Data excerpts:
== == ==

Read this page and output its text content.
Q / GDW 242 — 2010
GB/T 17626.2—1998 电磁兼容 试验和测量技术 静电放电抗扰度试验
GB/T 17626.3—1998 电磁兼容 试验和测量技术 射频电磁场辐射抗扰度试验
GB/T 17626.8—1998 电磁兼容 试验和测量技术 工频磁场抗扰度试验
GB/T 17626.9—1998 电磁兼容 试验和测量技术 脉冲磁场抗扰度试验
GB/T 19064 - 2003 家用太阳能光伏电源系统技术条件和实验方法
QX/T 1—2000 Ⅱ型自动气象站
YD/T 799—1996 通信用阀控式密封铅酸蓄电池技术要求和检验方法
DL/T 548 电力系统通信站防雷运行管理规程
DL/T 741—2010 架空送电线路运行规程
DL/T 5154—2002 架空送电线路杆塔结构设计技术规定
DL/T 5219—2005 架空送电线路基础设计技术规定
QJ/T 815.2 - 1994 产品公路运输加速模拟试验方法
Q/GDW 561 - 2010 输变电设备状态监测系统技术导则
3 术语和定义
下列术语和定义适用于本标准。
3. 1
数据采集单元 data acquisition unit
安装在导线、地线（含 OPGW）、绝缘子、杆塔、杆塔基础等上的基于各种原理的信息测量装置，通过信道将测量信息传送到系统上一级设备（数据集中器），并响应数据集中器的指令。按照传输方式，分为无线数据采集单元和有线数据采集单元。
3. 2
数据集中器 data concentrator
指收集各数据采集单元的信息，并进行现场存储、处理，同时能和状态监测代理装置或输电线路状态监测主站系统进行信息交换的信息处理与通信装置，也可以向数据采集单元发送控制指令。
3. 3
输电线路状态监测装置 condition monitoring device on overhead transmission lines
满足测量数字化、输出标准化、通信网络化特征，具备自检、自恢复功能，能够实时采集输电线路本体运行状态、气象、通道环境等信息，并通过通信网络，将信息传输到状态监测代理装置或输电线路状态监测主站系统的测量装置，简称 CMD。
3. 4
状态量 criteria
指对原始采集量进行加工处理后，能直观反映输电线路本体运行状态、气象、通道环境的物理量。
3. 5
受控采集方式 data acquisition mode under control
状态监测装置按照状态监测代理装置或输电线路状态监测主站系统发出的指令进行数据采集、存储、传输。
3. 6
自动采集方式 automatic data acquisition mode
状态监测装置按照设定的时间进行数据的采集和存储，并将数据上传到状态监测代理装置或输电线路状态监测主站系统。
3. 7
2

== == ==

Identify and list each line with the word "电磁兼容".

GB/T 17626.2—1998 电磁兼容 试验和测量技术 静电放电抗扰度试验
GB/T 17626.3—1998 电磁兼容 试验和测量技术 射频电磁场辐射抗扰度试验
GB/T 17626.8—1998 电磁兼容 试验和测量技术 工频磁场抗扰度试验
GB/T 17626.9—1998 电磁兼容 试验和测量技术 脉冲磁场抗扰度试验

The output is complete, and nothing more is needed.